Your goal:
Work through the data below and give the number of lines holding "Hispanic", nothing more.

Dataset entries:
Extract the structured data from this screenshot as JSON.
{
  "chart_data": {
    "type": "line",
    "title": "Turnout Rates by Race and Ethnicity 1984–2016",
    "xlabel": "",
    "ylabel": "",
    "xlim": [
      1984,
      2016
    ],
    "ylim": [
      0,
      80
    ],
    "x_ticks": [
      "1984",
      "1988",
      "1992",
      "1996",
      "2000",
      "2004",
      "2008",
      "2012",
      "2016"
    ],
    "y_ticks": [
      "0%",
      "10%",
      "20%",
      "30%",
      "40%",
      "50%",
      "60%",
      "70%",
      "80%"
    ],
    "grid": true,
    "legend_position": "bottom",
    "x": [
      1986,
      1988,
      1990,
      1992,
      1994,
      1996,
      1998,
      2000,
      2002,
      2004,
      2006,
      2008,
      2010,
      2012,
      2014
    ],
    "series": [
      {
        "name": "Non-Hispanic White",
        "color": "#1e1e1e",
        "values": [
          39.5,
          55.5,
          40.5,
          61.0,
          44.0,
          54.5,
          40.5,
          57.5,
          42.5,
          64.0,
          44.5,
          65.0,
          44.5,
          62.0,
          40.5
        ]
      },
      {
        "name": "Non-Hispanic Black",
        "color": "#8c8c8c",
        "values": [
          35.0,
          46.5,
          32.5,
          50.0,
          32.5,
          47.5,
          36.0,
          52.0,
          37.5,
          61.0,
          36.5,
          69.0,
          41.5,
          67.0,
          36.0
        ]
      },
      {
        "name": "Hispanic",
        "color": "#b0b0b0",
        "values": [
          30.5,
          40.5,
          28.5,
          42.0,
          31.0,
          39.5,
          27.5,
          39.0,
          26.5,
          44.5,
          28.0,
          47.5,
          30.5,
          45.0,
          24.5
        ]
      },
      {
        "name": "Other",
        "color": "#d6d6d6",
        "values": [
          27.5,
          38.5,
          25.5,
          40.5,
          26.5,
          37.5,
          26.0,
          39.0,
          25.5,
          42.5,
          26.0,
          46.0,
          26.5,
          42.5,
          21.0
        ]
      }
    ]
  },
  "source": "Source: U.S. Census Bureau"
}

--

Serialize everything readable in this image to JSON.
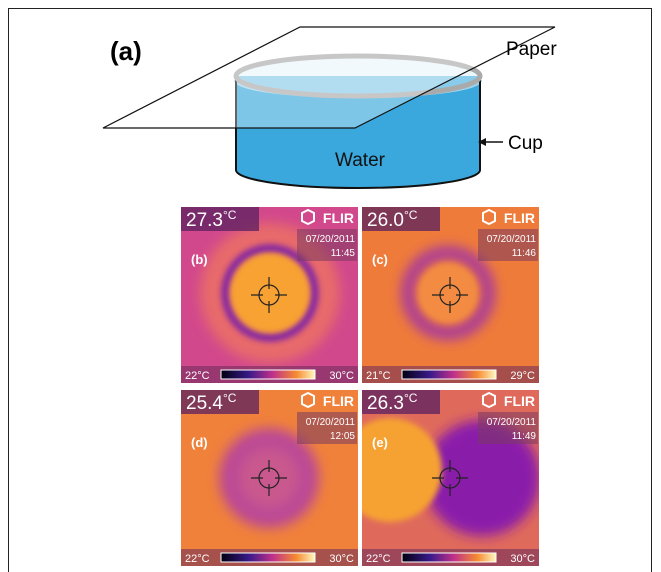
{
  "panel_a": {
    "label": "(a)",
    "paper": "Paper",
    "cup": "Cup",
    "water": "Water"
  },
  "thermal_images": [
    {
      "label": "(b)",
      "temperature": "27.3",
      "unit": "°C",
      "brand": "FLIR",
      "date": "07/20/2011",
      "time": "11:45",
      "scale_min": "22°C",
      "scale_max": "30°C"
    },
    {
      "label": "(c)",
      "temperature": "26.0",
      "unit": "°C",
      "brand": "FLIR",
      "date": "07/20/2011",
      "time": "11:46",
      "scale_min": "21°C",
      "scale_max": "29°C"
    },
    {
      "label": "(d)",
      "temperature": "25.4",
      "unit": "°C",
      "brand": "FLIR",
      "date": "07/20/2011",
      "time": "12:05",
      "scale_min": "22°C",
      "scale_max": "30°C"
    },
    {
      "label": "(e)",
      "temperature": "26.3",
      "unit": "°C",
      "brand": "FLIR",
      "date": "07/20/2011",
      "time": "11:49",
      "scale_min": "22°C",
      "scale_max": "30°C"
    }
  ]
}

Completed task:
3